**** Records for processing ****

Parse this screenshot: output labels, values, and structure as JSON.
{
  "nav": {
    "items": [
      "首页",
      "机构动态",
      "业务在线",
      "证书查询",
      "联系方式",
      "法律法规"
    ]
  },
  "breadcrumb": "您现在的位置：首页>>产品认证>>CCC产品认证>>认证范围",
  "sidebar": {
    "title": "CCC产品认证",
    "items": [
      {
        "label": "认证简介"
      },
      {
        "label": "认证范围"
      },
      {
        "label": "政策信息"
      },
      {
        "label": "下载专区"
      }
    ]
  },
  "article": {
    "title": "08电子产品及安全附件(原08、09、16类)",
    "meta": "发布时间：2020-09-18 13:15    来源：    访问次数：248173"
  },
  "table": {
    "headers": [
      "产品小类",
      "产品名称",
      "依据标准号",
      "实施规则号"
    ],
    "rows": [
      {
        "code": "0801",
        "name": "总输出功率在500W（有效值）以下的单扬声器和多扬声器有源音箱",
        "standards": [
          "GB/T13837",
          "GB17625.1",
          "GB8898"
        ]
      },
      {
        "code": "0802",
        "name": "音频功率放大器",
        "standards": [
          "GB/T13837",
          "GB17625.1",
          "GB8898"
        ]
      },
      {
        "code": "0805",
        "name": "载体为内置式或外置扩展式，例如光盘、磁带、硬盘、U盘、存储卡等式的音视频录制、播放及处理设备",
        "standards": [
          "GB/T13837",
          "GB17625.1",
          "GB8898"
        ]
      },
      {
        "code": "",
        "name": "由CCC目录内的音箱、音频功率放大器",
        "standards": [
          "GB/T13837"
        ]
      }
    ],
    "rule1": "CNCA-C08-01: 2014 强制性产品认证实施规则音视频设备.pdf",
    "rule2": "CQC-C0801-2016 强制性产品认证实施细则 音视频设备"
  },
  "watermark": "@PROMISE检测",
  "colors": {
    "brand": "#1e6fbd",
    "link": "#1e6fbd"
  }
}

****

● **Exercise description**
Set down all of the records shown above once more, exactly.

● **Finished task**
Parse this screenshot: output labels, values, and structure as JSON.
{
  "nav": {
    "items": [
      "首页",
      "机构动态",
      "业务在线",
      "证书查询",
      "联系方式",
      "法律法规"
    ]
  },
  "breadcrumb": "您现在的位置：首页>>产品认证>>CCC产品认证>>认证范围",
  "sidebar": {
    "title": "CCC产品认证",
    "items": [
      {
        "label": "认证简介"
      },
      {
        "label": "认证范围"
      },
      {
        "label": "政策信息"
      },
      {
        "label": "下载专区"
      }
    ]
  },
  "article": {
    "title": "08电子产品及安全附件(原08、09、16类)",
    "meta": "发布时间：2020-09-18 13:15    来源：    访问次数：248173"
  },
  "table": {
    "headers": [
      "产品小类",
      "产品名称",
      "依据标准号",
      "实施规则号"
    ],
    "rows": [
      {
        "code": "0801",
        "name": "总输出功率在500W（有效值）以下的单扬声器和多扬声器有源音箱",
        "standards": [
          "GB/T13837",
          "GB17625.1",
          "GB8898"
        ]
      },
      {
        "code": "0802",
        "name": "音频功率放大器",
        "standards": [
          "GB/T13837",
          "GB17625.1",
          "GB8898"
        ]
      },
      {
        "code": "0805",
        "name": "载体为内置式或外置扩展式，例如光盘、磁带、硬盘、U盘、存储卡等式的音视频录制、播放及处理设备",
        "standards": [
          "GB/T13837",
          "GB17625.1",
          "GB8898"
        ]
      },
      {
        "code": "",
        "name": "由CCC目录内的音箱、音频功率放大器",
        "standards": [
          "GB/T13837"
        ]
      }
    ],
    "rule1": "CNCA-C08-01: 2014 强制性产品认证实施规则音视频设备.pdf",
    "rule2": "CQC-C0801-2016 强制性产品认证实施细则 音视频设备"
  },
  "watermark": "@PROMISE检测",
  "colors": {
    "brand": "#1e6fbd",
    "link": "#1e6fbd"
  }
}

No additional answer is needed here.